DATA PROVIDED:
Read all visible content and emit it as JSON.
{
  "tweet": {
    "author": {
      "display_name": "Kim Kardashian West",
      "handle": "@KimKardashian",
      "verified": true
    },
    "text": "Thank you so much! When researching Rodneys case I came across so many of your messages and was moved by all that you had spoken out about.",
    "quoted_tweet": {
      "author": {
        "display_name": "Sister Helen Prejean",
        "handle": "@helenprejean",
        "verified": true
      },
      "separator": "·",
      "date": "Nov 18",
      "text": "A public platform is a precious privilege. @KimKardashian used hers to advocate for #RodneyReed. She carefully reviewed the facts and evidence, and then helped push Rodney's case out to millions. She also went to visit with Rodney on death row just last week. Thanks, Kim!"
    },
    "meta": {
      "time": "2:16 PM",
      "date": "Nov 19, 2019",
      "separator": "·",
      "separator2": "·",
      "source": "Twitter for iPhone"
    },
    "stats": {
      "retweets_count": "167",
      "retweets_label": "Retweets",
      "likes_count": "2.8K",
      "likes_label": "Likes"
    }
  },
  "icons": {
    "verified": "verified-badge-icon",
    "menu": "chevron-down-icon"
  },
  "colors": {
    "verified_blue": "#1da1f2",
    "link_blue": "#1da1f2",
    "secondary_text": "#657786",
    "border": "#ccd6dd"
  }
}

WHAT YOU NEED TO DO: Copy out the data shown above without altering anything.

SOLUTION FOR THIS EXERCISE:
Read all visible content and emit it as JSON.
{
  "tweet": {
    "author": {
      "display_name": "Kim Kardashian West",
      "handle": "@KimKardashian",
      "verified": true
    },
    "text": "Thank you so much! When researching Rodneys case I came across so many of your messages and was moved by all that you had spoken out about.",
    "quoted_tweet": {
      "author": {
        "display_name": "Sister Helen Prejean",
        "handle": "@helenprejean",
        "verified": true
      },
      "separator": "·",
      "date": "Nov 18",
      "text": "A public platform is a precious privilege. @KimKardashian used hers to advocate for #RodneyReed. She carefully reviewed the facts and evidence, and then helped push Rodney's case out to millions. She also went to visit with Rodney on death row just last week. Thanks, Kim!"
    },
    "meta": {
      "time": "2:16 PM",
      "date": "Nov 19, 2019",
      "separator": "·",
      "separator2": "·",
      "source": "Twitter for iPhone"
    },
    "stats": {
      "retweets_count": "167",
      "retweets_label": "Retweets",
      "likes_count": "2.8K",
      "likes_label": "Likes"
    }
  },
  "icons": {
    "verified": "verified-badge-icon",
    "menu": "chevron-down-icon"
  },
  "colors": {
    "verified_blue": "#1da1f2",
    "link_blue": "#1da1f2",
    "secondary_text": "#657786",
    "border": "#ccd6dd"
  }
}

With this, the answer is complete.